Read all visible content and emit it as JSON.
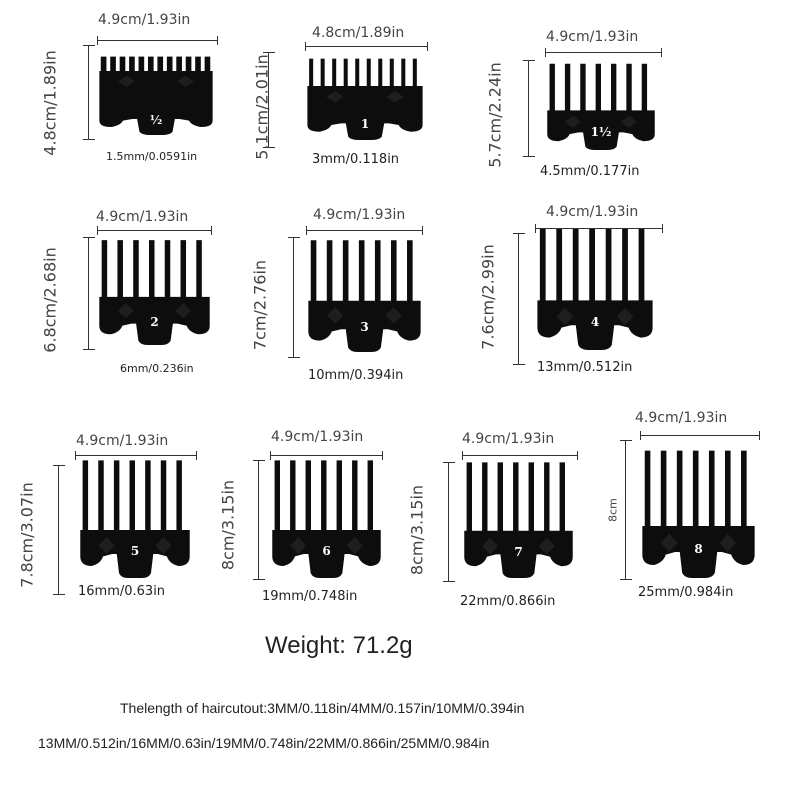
{
  "guards": [
    {
      "number": "½",
      "width": "4.9cm/1.93in",
      "height": "4.8cm/1.89in",
      "cut": "1.5mm/0.0591in"
    },
    {
      "number": "1",
      "width": "4.8cm/1.89in",
      "height": "5.1cm/2.01in",
      "cut": "3mm/0.118in"
    },
    {
      "number": "1½",
      "width": "4.9cm/1.93in",
      "height": "5.7cm/2.24in",
      "cut": "4.5mm/0.177in"
    },
    {
      "number": "2",
      "width": "4.9cm/1.93in",
      "height": "6.8cm/2.68in",
      "cut": "6mm/0.236in"
    },
    {
      "number": "3",
      "width": "4.9cm/1.93in",
      "height": "7cm/2.76in",
      "cut": "10mm/0.394in"
    },
    {
      "number": "4",
      "width": "4.9cm/1.93in",
      "height": "7.6cm/2.99in",
      "cut": "13mm/0.512in"
    },
    {
      "number": "5",
      "width": "4.9cm/1.93in",
      "height": "7.8cm/3.07in",
      "cut": "16mm/0.63in"
    },
    {
      "number": "6",
      "width": "4.9cm/1.93in",
      "height": "8cm/3.15in",
      "cut": "19mm/0.748in"
    },
    {
      "number": "7",
      "width": "4.9cm/1.93in",
      "height": "8cm/3.15in",
      "cut": "22mm/0.866in"
    },
    {
      "number": "8",
      "width": "4.9cm/1.93in",
      "height": "8cm",
      "cut": "25mm/0.984in"
    }
  ],
  "weight": "Weight: 71.2g",
  "notes": [
    "Thelength of haircutout:3MM/0.118in/4MM/0.157in/10MM/0.394in",
    "13MM/0.512in/16MM/0.63in/19MM/0.748in/22MM/0.866in/25MM/0.984in"
  ],
  "colors": {
    "guard": "#0d0d0d",
    "text": "#333333"
  }
}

----

Leave the pictures out and print the records above exactly as they stand.

Read all visible content and emit it as JSON.
{
  "guards": [
    {
      "number": "½",
      "width": "4.9cm/1.93in",
      "height": "4.8cm/1.89in",
      "cut": "1.5mm/0.0591in"
    },
    {
      "number": "1",
      "width": "4.8cm/1.89in",
      "height": "5.1cm/2.01in",
      "cut": "3mm/0.118in"
    },
    {
      "number": "1½",
      "width": "4.9cm/1.93in",
      "height": "5.7cm/2.24in",
      "cut": "4.5mm/0.177in"
    },
    {
      "number": "2",
      "width": "4.9cm/1.93in",
      "height": "6.8cm/2.68in",
      "cut": "6mm/0.236in"
    },
    {
      "number": "3",
      "width": "4.9cm/1.93in",
      "height": "7cm/2.76in",
      "cut": "10mm/0.394in"
    },
    {
      "number": "4",
      "width": "4.9cm/1.93in",
      "height": "7.6cm/2.99in",
      "cut": "13mm/0.512in"
    },
    {
      "number": "5",
      "width": "4.9cm/1.93in",
      "height": "7.8cm/3.07in",
      "cut": "16mm/0.63in"
    },
    {
      "number": "6",
      "width": "4.9cm/1.93in",
      "height": "8cm/3.15in",
      "cut": "19mm/0.748in"
    },
    {
      "number": "7",
      "width": "4.9cm/1.93in",
      "height": "8cm/3.15in",
      "cut": "22mm/0.866in"
    },
    {
      "number": "8",
      "width": "4.9cm/1.93in",
      "height": "8cm",
      "cut": "25mm/0.984in"
    }
  ],
  "weight": "Weight: 71.2g",
  "notes": [
    "Thelength of haircutout:3MM/0.118in/4MM/0.157in/10MM/0.394in",
    "13MM/0.512in/16MM/0.63in/19MM/0.748in/22MM/0.866in/25MM/0.984in"
  ],
  "colors": {
    "guard": "#0d0d0d",
    "text": "#333333"
  }
}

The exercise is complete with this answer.